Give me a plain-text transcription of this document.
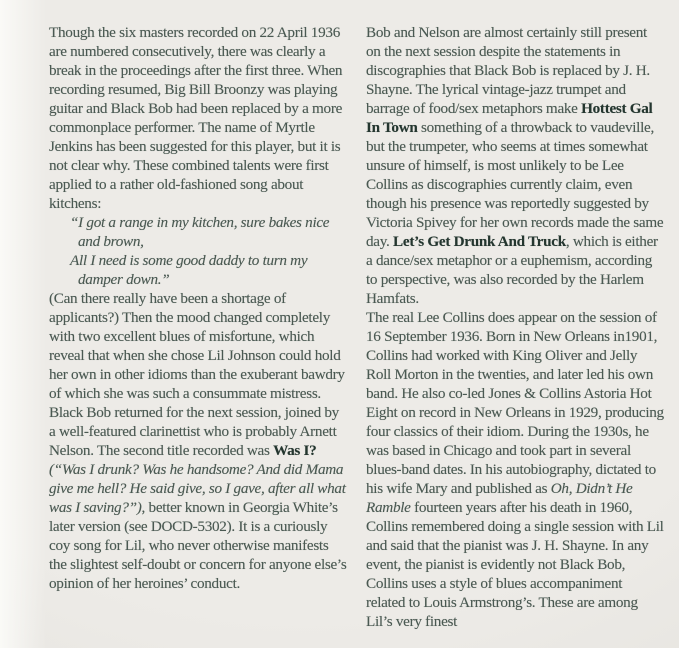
Though the six masters recorded on 22 April 1936 are numbered consecutively, there was clearly a break in the proceedings after the first three. When recording resumed, Big Bill Broonzy was playing guitar and Black Bob had been replaced by a more commonplace performer. The name of Myrtle Jenkins has been suggested for this player, but it is not clear why. These combined talents were first applied to a rather old-fashioned song about kitchens:

“I got a range in my kitchen, sure bakes nice and brown,

All I need is some good daddy to turn my damper down.”

(Can there really have been a shortage of applicants?) Then the mood changed completely with two excellent blues of misfortune, which reveal that when she chose Lil Johnson could hold her own in other idioms than the exuberant bawdry of which she was such a consummate mistress.

Black Bob returned for the next session, joined by a well-featured clarinettist who is probably Arnett Nelson. The second title recorded was Was I? (“Was I drunk? Was he handsome? And did Mama give me hell? He said give, so I gave, after all what was I saving?”), better known in Georgia White’s later version (see DOCD-5302). It is a curiously coy song for Lil, who never otherwise manifests the slightest self-doubt or concern for anyone else’s opinion of her heroines’ conduct.

Bob and Nelson are almost certainly still present on the next session despite the statements in discographies that Black Bob is replaced by J. H. Shayne. The lyrical vintage-jazz trumpet and barrage of food/sex metaphors make Hottest Gal In Town something of a throwback to vaudeville, but the trumpeter, who seems at times somewhat unsure of himself, is most unlikely to be Lee Collins as discographies currently claim, even though his presence was reportedly suggested by Victoria Spivey for her own records made the same day. Let’s Get Drunk And Truck, which is either a dance/sex metaphor or a euphemism, according to perspective, was also recorded by the Harlem Hamfats.

The real Lee Collins does appear on the session of 16 September 1936. Born in New Orleans in1901, Collins had worked with King Oliver and Jelly Roll Morton in the twenties, and later led his own band. He also co-led Jones & Collins Astoria Hot Eight on record in New Orleans in 1929, producing four classics of their idiom. During the 1930s, he was based in Chicago and took part in several blues-band dates. In his autobiography, dictated to his wife Mary and published as Oh, Didn’t He Ramble fourteen years after his death in 1960, Collins remembered doing a single session with Lil and said that the pianist was J. H. Shayne. In any event, the pianist is evidently not Black Bob, Collins uses a style of blues accompaniment related to Louis Armstrong’s. These are among Lil’s very finest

▸ Set problem
Pick out each line that holds the string "this".

▸ Output of the task
Give me a plain-text transcription of this document.
Though the six masters recorded on 22 April 1936 are numbered consecutively, there was clearly a break in the proceedings after the first three. When recording resumed, Big Bill Broonzy was playing guitar and Black Bob had been replaced by a more commonplace performer. The name of Myrtle Jenkins has been suggested for this player, but it is not clear why. These combined talents were first applied to a rather old-fashioned song about kitchens:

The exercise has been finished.